[Written exercise]:
Write out all of the data without omission, exactly as shown.

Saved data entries
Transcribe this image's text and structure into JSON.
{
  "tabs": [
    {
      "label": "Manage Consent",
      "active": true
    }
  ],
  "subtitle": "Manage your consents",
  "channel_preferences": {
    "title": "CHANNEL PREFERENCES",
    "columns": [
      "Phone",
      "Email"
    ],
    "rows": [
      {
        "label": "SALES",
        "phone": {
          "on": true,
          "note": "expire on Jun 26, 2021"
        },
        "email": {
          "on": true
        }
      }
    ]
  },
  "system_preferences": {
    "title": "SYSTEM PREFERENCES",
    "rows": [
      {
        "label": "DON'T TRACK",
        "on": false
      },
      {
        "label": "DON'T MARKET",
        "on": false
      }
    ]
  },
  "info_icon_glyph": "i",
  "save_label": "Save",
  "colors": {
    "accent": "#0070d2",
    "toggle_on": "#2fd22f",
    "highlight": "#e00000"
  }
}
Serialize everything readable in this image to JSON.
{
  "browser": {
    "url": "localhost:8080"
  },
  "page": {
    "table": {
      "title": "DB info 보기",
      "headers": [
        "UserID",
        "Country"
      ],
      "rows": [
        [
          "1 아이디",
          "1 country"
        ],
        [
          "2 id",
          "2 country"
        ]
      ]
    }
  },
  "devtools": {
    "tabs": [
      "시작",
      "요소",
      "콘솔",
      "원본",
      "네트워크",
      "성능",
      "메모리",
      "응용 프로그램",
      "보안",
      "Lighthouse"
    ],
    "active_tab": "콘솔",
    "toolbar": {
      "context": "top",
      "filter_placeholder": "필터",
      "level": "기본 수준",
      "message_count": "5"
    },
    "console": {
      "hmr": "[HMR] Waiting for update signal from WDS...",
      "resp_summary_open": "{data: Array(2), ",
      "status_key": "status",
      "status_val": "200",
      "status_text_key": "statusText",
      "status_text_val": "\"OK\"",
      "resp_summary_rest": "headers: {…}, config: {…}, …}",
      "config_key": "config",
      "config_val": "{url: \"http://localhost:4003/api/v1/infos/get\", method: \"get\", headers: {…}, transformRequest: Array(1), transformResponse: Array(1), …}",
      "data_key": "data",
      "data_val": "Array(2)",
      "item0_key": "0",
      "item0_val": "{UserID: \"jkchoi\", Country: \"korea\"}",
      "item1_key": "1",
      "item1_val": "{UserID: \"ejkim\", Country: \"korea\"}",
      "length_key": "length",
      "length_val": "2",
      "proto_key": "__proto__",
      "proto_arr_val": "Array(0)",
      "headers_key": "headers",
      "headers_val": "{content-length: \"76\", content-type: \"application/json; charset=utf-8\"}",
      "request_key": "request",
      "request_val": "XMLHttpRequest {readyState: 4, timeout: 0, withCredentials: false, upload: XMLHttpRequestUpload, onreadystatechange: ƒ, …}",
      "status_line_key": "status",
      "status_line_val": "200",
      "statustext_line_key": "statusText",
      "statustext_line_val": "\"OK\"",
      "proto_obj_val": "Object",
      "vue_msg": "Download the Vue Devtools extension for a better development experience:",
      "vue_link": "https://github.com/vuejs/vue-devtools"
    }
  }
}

[The answer]:
Transcribe this image's text and structure into JSON.
{
  "tabs": [
    {
      "label": "Manage Consent",
      "active": true
    }
  ],
  "subtitle": "Manage your consents",
  "channel_preferences": {
    "title": "CHANNEL PREFERENCES",
    "columns": [
      "Phone",
      "Email"
    ],
    "rows": [
      {
        "label": "SALES",
        "phone": {
          "on": true,
          "note": "expire on Jun 26, 2021"
        },
        "email": {
          "on": true
        }
      }
    ]
  },
  "system_preferences": {
    "title": "SYSTEM PREFERENCES",
    "rows": [
      {
        "label": "DON'T TRACK",
        "on": false
      },
      {
        "label": "DON'T MARKET",
        "on": false
      }
    ]
  },
  "info_icon_glyph": "i",
  "save_label": "Save",
  "colors": {
    "accent": "#0070d2",
    "toggle_on": "#2fd22f",
    "highlight": "#e00000"
  }
}
Serialize everything readable in this image to JSON.
{
  "browser": {
    "url": "localhost:8080"
  },
  "page": {
    "table": {
      "title": "DB info 보기",
      "headers": [
        "UserID",
        "Country"
      ],
      "rows": [
        [
          "1 아이디",
          "1 country"
        ],
        [
          "2 id",
          "2 country"
        ]
      ]
    }
  },
  "devtools": {
    "tabs": [
      "시작",
      "요소",
      "콘솔",
      "원본",
      "네트워크",
      "성능",
      "메모리",
      "응용 프로그램",
      "보안",
      "Lighthouse"
    ],
    "active_tab": "콘솔",
    "toolbar": {
      "context": "top",
      "filter_placeholder": "필터",
      "level": "기본 수준",
      "message_count": "5"
    },
    "console": {
      "hmr": "[HMR] Waiting for update signal from WDS...",
      "resp_summary_open": "{data: Array(2), ",
      "status_key": "status",
      "status_val": "200",
      "status_text_key": "statusText",
      "status_text_val": "\"OK\"",
      "resp_summary_rest": "headers: {…}, config: {…}, …}",
      "config_key": "config",
      "config_val": "{url: \"http://localhost:4003/api/v1/infos/get\", method: \"get\", headers: {…}, transformRequest: Array(1), transformResponse: Array(1), …}",
      "data_key": "data",
      "data_val": "Array(2)",
      "item0_key": "0",
      "item0_val": "{UserID: \"jkchoi\", Country: \"korea\"}",
      "item1_key": "1",
      "item1_val": "{UserID: \"ejkim\", Country: \"korea\"}",
      "length_key": "length",
      "length_val": "2",
      "proto_key": "__proto__",
      "proto_arr_val": "Array(0)",
      "headers_key": "headers",
      "headers_val": "{content-length: \"76\", content-type: \"application/json; charset=utf-8\"}",
      "request_key": "request",
      "request_val": "XMLHttpRequest {readyState: 4, timeout: 0, withCredentials: false, upload: XMLHttpRequestUpload, onreadystatechange: ƒ, …}",
      "status_line_key": "status",
      "status_line_val": "200",
      "statustext_line_key": "statusText",
      "statustext_line_val": "\"OK\"",
      "proto_obj_val": "Object",
      "vue_msg": "Download the Vue Devtools extension for a better development experience:",
      "vue_link": "https://github.com/vuejs/vue-devtools"
    }
  }
}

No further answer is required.